To be done ▸
Using the entries that follow, collect the lines where the word "this" appears.

Records for the exercise ▸
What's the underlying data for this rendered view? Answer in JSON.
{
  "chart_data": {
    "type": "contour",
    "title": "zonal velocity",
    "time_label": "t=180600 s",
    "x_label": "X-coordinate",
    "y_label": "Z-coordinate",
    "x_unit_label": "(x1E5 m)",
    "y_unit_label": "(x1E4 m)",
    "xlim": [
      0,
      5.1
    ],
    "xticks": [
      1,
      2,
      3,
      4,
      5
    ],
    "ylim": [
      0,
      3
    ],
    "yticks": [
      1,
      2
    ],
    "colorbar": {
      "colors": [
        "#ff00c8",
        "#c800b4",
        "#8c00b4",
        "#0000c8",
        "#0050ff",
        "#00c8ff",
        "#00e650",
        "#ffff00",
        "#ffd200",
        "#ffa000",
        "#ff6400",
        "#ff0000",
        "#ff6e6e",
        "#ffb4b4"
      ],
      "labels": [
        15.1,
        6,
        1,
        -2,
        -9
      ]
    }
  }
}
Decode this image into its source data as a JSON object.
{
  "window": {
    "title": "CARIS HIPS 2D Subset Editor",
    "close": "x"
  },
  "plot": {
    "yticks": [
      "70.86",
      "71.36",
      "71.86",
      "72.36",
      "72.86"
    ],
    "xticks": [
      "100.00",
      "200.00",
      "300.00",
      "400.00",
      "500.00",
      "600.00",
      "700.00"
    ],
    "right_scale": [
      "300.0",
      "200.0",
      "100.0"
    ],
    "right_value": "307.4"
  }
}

Solved exercise ▸
What's the underlying data for this rendered view? Answer in JSON.
Decode this image into its source data as a JSON object.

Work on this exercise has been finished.